Exercise instructions
Locate every line in the material below that has the word "algorithm". Copy each of those lines.

----

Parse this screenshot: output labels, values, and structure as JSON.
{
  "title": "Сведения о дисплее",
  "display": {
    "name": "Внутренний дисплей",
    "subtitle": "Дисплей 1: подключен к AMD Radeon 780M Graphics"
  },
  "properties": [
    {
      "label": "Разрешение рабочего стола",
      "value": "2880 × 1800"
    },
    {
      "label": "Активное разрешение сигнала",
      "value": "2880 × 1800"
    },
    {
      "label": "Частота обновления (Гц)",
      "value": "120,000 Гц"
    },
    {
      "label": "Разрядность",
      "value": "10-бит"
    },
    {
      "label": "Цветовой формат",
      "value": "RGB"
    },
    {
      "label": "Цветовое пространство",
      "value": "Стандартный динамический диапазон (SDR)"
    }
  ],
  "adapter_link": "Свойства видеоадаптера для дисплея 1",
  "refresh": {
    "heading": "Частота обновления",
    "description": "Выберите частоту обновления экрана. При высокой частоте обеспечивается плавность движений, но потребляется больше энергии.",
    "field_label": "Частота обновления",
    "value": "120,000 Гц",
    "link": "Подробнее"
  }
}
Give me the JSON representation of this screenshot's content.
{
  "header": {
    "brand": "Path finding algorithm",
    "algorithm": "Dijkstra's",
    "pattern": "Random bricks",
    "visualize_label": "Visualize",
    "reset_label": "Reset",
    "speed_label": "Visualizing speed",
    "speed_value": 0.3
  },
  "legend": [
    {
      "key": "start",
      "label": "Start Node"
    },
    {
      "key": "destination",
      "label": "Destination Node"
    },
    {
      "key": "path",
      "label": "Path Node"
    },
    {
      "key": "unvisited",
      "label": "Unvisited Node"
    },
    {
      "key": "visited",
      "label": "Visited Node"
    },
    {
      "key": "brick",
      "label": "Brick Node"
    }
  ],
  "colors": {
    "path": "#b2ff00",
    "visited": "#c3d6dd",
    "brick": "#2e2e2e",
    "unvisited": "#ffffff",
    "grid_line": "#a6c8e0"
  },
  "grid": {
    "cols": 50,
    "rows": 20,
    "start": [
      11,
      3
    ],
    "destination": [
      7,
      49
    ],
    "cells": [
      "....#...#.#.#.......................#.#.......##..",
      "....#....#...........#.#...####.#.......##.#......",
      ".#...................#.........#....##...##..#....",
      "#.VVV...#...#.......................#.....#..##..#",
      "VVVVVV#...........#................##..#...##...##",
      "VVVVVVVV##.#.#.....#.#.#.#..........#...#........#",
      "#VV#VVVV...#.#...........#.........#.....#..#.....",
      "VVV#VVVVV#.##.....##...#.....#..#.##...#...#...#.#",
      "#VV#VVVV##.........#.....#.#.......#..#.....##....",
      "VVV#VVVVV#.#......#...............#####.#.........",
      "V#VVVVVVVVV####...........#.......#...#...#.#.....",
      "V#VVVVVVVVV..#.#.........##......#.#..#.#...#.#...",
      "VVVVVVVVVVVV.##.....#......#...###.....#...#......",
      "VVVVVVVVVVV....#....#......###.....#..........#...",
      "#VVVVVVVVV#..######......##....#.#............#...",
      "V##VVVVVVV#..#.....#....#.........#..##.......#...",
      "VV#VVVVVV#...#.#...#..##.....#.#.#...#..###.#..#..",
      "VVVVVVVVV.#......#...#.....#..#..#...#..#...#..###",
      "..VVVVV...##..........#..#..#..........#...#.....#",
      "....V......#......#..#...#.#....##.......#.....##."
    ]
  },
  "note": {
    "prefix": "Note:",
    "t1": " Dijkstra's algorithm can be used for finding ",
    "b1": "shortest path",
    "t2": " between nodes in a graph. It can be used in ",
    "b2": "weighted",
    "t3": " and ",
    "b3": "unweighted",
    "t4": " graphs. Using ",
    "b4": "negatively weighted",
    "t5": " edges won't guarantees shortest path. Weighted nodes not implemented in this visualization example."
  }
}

----

Expected answer
    "brand": "Path finding algorithm",
    "algorithm": "Dijkstra's",
    "t1": " Dijkstra's algorithm can be used for finding ",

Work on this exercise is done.